• [Data for this task]:

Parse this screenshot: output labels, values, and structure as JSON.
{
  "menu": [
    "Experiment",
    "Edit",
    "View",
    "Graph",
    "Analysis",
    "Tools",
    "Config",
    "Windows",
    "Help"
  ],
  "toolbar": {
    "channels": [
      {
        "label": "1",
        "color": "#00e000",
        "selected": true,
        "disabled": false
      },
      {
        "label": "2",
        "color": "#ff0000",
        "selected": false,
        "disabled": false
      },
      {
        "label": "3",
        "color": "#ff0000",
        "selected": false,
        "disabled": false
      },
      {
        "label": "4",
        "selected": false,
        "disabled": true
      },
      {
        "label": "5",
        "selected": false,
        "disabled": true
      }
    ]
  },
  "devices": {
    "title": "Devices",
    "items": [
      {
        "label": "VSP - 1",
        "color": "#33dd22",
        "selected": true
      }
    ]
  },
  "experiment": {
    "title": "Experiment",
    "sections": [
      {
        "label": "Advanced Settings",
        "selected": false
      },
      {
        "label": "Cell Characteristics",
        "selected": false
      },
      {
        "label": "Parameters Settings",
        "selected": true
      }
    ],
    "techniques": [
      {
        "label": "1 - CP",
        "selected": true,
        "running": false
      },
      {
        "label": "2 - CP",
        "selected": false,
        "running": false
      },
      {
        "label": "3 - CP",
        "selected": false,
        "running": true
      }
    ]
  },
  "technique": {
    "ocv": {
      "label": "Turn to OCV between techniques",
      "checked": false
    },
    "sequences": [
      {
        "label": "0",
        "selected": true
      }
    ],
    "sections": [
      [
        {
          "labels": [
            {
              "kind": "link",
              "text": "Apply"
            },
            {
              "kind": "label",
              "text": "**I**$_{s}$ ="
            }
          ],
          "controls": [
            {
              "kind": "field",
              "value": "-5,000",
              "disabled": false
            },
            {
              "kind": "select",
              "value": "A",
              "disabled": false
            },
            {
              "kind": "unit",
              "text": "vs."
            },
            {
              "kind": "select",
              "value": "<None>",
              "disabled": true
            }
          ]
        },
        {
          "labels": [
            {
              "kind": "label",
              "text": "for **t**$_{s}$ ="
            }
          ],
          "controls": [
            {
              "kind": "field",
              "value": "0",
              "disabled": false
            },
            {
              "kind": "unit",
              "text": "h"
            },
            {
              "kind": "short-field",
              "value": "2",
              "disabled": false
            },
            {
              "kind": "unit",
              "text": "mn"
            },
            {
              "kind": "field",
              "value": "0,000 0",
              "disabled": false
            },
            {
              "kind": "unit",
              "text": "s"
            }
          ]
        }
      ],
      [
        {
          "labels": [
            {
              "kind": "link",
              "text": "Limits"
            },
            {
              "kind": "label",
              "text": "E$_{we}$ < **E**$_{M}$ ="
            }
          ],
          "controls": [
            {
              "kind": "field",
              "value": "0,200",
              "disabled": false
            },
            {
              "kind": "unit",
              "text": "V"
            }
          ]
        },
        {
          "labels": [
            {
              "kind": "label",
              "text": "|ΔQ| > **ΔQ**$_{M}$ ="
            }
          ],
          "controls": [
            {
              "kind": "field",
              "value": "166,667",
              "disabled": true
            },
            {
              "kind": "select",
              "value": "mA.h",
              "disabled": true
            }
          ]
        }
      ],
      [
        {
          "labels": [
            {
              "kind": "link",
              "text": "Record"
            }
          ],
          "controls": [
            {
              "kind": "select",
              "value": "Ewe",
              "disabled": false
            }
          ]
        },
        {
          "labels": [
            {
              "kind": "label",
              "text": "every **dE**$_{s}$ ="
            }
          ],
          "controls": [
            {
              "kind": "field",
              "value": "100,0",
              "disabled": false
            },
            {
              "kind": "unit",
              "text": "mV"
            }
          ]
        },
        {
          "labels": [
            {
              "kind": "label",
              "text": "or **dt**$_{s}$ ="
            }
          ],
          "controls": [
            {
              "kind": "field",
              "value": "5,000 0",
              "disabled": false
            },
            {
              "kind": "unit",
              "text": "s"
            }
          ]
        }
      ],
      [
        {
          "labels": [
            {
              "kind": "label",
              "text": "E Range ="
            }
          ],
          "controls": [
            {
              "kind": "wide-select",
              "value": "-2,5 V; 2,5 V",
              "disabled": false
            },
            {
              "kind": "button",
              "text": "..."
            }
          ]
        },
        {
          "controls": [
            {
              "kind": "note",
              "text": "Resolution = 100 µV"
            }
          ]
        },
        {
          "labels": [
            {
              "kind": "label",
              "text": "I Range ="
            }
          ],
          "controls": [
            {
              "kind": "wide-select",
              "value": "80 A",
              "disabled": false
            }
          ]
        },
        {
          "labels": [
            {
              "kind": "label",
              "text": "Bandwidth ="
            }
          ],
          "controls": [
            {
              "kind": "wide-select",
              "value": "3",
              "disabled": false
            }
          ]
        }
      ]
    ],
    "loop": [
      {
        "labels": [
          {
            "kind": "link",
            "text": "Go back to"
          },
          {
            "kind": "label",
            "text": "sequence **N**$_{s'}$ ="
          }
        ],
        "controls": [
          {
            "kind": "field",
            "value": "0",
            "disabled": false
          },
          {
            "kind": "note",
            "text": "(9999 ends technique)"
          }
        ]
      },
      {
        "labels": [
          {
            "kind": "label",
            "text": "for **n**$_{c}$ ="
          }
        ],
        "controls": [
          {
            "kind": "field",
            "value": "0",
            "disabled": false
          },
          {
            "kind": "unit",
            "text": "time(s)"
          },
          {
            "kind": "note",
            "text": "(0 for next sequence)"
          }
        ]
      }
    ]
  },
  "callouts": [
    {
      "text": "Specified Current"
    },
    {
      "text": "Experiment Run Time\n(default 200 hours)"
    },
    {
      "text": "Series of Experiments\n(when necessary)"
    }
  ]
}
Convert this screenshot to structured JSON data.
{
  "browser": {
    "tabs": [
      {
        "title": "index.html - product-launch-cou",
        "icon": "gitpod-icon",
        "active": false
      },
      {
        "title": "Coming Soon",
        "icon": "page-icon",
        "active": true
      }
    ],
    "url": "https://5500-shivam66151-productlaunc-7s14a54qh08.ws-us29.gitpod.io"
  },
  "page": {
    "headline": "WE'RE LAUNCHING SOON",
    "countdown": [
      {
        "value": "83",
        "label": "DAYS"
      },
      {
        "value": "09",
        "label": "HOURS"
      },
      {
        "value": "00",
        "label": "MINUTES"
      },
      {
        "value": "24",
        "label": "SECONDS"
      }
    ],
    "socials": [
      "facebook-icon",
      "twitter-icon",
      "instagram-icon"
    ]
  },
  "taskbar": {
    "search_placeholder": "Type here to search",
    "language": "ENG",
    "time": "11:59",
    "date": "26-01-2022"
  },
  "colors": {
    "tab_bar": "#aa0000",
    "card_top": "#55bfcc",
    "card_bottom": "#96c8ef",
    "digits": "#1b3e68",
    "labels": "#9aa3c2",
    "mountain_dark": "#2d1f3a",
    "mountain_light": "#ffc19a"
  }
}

• [Instructions to follow]:
Copy out the material above in its entirety. Every detail must match.

• [Completed exercise]:
Parse this screenshot: output labels, values, and structure as JSON.
{
  "menu": [
    "Experiment",
    "Edit",
    "View",
    "Graph",
    "Analysis",
    "Tools",
    "Config",
    "Windows",
    "Help"
  ],
  "toolbar": {
    "channels": [
      {
        "label": "1",
        "color": "#00e000",
        "selected": true,
        "disabled": false
      },
      {
        "label": "2",
        "color": "#ff0000",
        "selected": false,
        "disabled": false
      },
      {
        "label": "3",
        "color": "#ff0000",
        "selected": false,
        "disabled": false
      },
      {
        "label": "4",
        "selected": false,
        "disabled": true
      },
      {
        "label": "5",
        "selected": false,
        "disabled": true
      }
    ]
  },
  "devices": {
    "title": "Devices",
    "items": [
      {
        "label": "VSP - 1",
        "color": "#33dd22",
        "selected": true
      }
    ]
  },
  "experiment": {
    "title": "Experiment",
    "sections": [
      {
        "label": "Advanced Settings",
        "selected": false
      },
      {
        "label": "Cell Characteristics",
        "selected": false
      },
      {
        "label": "Parameters Settings",
        "selected": true
      }
    ],
    "techniques": [
      {
        "label": "1 - CP",
        "selected": true,
        "running": false
      },
      {
        "label": "2 - CP",
        "selected": false,
        "running": false
      },
      {
        "label": "3 - CP",
        "selected": false,
        "running": true
      }
    ]
  },
  "technique": {
    "ocv": {
      "label": "Turn to OCV between techniques",
      "checked": false
    },
    "sequences": [
      {
        "label": "0",
        "selected": true
      }
    ],
    "sections": [
      [
        {
          "labels": [
            {
              "kind": "link",
              "text": "Apply"
            },
            {
              "kind": "label",
              "text": "**I**$_{s}$ ="
            }
          ],
          "controls": [
            {
              "kind": "field",
              "value": "-5,000",
              "disabled": false
            },
            {
              "kind": "select",
              "value": "A",
              "disabled": false
            },
            {
              "kind": "unit",
              "text": "vs."
            },
            {
              "kind": "select",
              "value": "<None>",
              "disabled": true
            }
          ]
        },
        {
          "labels": [
            {
              "kind": "label",
              "text": "for **t**$_{s}$ ="
            }
          ],
          "controls": [
            {
              "kind": "field",
              "value": "0",
              "disabled": false
            },
            {
              "kind": "unit",
              "text": "h"
            },
            {
              "kind": "short-field",
              "value": "2",
              "disabled": false
            },
            {
              "kind": "unit",
              "text": "mn"
            },
            {
              "kind": "field",
              "value": "0,000 0",
              "disabled": false
            },
            {
              "kind": "unit",
              "text": "s"
            }
          ]
        }
      ],
      [
        {
          "labels": [
            {
              "kind": "link",
              "text": "Limits"
            },
            {
              "kind": "label",
              "text": "E$_{we}$ < **E**$_{M}$ ="
            }
          ],
          "controls": [
            {
              "kind": "field",
              "value": "0,200",
              "disabled": false
            },
            {
              "kind": "unit",
              "text": "V"
            }
          ]
        },
        {
          "labels": [
            {
              "kind": "label",
              "text": "|ΔQ| > **ΔQ**$_{M}$ ="
            }
          ],
          "controls": [
            {
              "kind": "field",
              "value": "166,667",
              "disabled": true
            },
            {
              "kind": "select",
              "value": "mA.h",
              "disabled": true
            }
          ]
        }
      ],
      [
        {
          "labels": [
            {
              "kind": "link",
              "text": "Record"
            }
          ],
          "controls": [
            {
              "kind": "select",
              "value": "Ewe",
              "disabled": false
            }
          ]
        },
        {
          "labels": [
            {
              "kind": "label",
              "text": "every **dE**$_{s}$ ="
            }
          ],
          "controls": [
            {
              "kind": "field",
              "value": "100,0",
              "disabled": false
            },
            {
              "kind": "unit",
              "text": "mV"
            }
          ]
        },
        {
          "labels": [
            {
              "kind": "label",
              "text": "or **dt**$_{s}$ ="
            }
          ],
          "controls": [
            {
              "kind": "field",
              "value": "5,000 0",
              "disabled": false
            },
            {
              "kind": "unit",
              "text": "s"
            }
          ]
        }
      ],
      [
        {
          "labels": [
            {
              "kind": "label",
              "text": "E Range ="
            }
          ],
          "controls": [
            {
              "kind": "wide-select",
              "value": "-2,5 V; 2,5 V",
              "disabled": false
            },
            {
              "kind": "button",
              "text": "..."
            }
          ]
        },
        {
          "controls": [
            {
              "kind": "note",
              "text": "Resolution = 100 µV"
            }
          ]
        },
        {
          "labels": [
            {
              "kind": "label",
              "text": "I Range ="
            }
          ],
          "controls": [
            {
              "kind": "wide-select",
              "value": "80 A",
              "disabled": false
            }
          ]
        },
        {
          "labels": [
            {
              "kind": "label",
              "text": "Bandwidth ="
            }
          ],
          "controls": [
            {
              "kind": "wide-select",
              "value": "3",
              "disabled": false
            }
          ]
        }
      ]
    ],
    "loop": [
      {
        "labels": [
          {
            "kind": "link",
            "text": "Go back to"
          },
          {
            "kind": "label",
            "text": "sequence **N**$_{s'}$ ="
          }
        ],
        "controls": [
          {
            "kind": "field",
            "value": "0",
            "disabled": false
          },
          {
            "kind": "note",
            "text": "(9999 ends technique)"
          }
        ]
      },
      {
        "labels": [
          {
            "kind": "label",
            "text": "for **n**$_{c}$ ="
          }
        ],
        "controls": [
          {
            "kind": "field",
            "value": "0",
            "disabled": false
          },
          {
            "kind": "unit",
            "text": "time(s)"
          },
          {
            "kind": "note",
            "text": "(0 for next sequence)"
          }
        ]
      }
    ]
  },
  "callouts": [
    {
      "text": "Specified Current"
    },
    {
      "text": "Experiment Run Time\n(default 200 hours)"
    },
    {
      "text": "Series of Experiments\n(when necessary)"
    }
  ]
}
Convert this screenshot to structured JSON data.
{
  "browser": {
    "tabs": [
      {
        "title": "index.html - product-launch-cou",
        "icon": "gitpod-icon",
        "active": false
      },
      {
        "title": "Coming Soon",
        "icon": "page-icon",
        "active": true
      }
    ],
    "url": "https://5500-shivam66151-productlaunc-7s14a54qh08.ws-us29.gitpod.io"
  },
  "page": {
    "headline": "WE'RE LAUNCHING SOON",
    "countdown": [
      {
        "value": "83",
        "label": "DAYS"
      },
      {
        "value": "09",
        "label": "HOURS"
      },
      {
        "value": "00",
        "label": "MINUTES"
      },
      {
        "value": "24",
        "label": "SECONDS"
      }
    ],
    "socials": [
      "facebook-icon",
      "twitter-icon",
      "instagram-icon"
    ]
  },
  "taskbar": {
    "search_placeholder": "Type here to search",
    "language": "ENG",
    "time": "11:59",
    "date": "26-01-2022"
  },
  "colors": {
    "tab_bar": "#aa0000",
    "card_top": "#55bfcc",
    "card_bottom": "#96c8ef",
    "digits": "#1b3e68",
    "labels": "#9aa3c2",
    "mountain_dark": "#2d1f3a",
    "mountain_light": "#ffc19a"
  }
}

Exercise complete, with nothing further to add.